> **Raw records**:

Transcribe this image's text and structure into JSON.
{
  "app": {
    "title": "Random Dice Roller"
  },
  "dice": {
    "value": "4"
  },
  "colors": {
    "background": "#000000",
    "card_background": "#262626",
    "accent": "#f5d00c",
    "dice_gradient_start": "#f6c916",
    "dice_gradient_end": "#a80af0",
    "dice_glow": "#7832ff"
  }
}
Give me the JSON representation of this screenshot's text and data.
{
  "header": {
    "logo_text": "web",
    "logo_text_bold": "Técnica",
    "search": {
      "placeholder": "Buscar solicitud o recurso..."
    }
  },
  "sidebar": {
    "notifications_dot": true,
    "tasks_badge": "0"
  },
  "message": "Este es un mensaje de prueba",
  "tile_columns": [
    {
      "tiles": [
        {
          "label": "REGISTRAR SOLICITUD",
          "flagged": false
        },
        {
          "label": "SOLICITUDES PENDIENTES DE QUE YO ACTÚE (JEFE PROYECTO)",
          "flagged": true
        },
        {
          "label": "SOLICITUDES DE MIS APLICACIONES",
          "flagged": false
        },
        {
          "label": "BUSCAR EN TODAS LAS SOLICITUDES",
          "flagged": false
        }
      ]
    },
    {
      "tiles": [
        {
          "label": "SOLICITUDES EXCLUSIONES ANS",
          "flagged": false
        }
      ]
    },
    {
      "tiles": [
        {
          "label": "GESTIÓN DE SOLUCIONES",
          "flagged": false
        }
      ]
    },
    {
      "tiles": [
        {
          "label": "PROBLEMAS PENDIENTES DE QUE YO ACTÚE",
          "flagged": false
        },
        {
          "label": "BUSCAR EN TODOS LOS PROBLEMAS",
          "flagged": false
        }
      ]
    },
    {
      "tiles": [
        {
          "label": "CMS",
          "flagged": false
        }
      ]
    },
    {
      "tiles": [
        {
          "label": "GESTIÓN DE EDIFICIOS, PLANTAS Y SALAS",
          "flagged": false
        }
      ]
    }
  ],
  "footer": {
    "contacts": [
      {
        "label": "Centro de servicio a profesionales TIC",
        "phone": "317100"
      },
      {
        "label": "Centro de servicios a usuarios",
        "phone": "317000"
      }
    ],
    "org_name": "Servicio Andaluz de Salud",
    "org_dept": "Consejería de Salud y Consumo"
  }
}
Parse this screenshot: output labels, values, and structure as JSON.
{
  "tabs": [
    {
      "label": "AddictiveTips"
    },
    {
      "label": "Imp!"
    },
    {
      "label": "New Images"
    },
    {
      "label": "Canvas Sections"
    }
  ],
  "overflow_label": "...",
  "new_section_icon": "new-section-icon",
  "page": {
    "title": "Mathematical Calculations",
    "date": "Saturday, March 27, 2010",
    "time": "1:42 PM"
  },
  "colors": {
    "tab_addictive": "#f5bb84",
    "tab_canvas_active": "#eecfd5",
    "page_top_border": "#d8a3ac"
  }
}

> **Instructions for the task**: Take the listing above and write it out again exactly.

> **Expected answer**:
Transcribe this image's text and structure into JSON.
{
  "app": {
    "title": "Random Dice Roller"
  },
  "dice": {
    "value": "4"
  },
  "colors": {
    "background": "#000000",
    "card_background": "#262626",
    "accent": "#f5d00c",
    "dice_gradient_start": "#f6c916",
    "dice_gradient_end": "#a80af0",
    "dice_glow": "#7832ff"
  }
}
Give me the JSON representation of this screenshot's text and data.
{
  "header": {
    "logo_text": "web",
    "logo_text_bold": "Técnica",
    "search": {
      "placeholder": "Buscar solicitud o recurso..."
    }
  },
  "sidebar": {
    "notifications_dot": true,
    "tasks_badge": "0"
  },
  "message": "Este es un mensaje de prueba",
  "tile_columns": [
    {
      "tiles": [
        {
          "label": "REGISTRAR SOLICITUD",
          "flagged": false
        },
        {
          "label": "SOLICITUDES PENDIENTES DE QUE YO ACTÚE (JEFE PROYECTO)",
          "flagged": true
        },
        {
          "label": "SOLICITUDES DE MIS APLICACIONES",
          "flagged": false
        },
        {
          "label": "BUSCAR EN TODAS LAS SOLICITUDES",
          "flagged": false
        }
      ]
    },
    {
      "tiles": [
        {
          "label": "SOLICITUDES EXCLUSIONES ANS",
          "flagged": false
        }
      ]
    },
    {
      "tiles": [
        {
          "label": "GESTIÓN DE SOLUCIONES",
          "flagged": false
        }
      ]
    },
    {
      "tiles": [
        {
          "label": "PROBLEMAS PENDIENTES DE QUE YO ACTÚE",
          "flagged": false
        },
        {
          "label": "BUSCAR EN TODOS LOS PROBLEMAS",
          "flagged": false
        }
      ]
    },
    {
      "tiles": [
        {
          "label": "CMS",
          "flagged": false
        }
      ]
    },
    {
      "tiles": [
        {
          "label": "GESTIÓN DE EDIFICIOS, PLANTAS Y SALAS",
          "flagged": false
        }
      ]
    }
  ],
  "footer": {
    "contacts": [
      {
        "label": "Centro de servicio a profesionales TIC",
        "phone": "317100"
      },
      {
        "label": "Centro de servicios a usuarios",
        "phone": "317000"
      }
    ],
    "org_name": "Servicio Andaluz de Salud",
    "org_dept": "Consejería de Salud y Consumo"
  }
}
Parse this screenshot: output labels, values, and structure as JSON.
{
  "tabs": [
    {
      "label": "AddictiveTips"
    },
    {
      "label": "Imp!"
    },
    {
      "label": "New Images"
    },
    {
      "label": "Canvas Sections"
    }
  ],
  "overflow_label": "...",
  "new_section_icon": "new-section-icon",
  "page": {
    "title": "Mathematical Calculations",
    "date": "Saturday, March 27, 2010",
    "time": "1:42 PM"
  },
  "colors": {
    "tab_addictive": "#f5bb84",
    "tab_canvas_active": "#eecfd5",
    "page_top_border": "#d8a3ac"
  }
}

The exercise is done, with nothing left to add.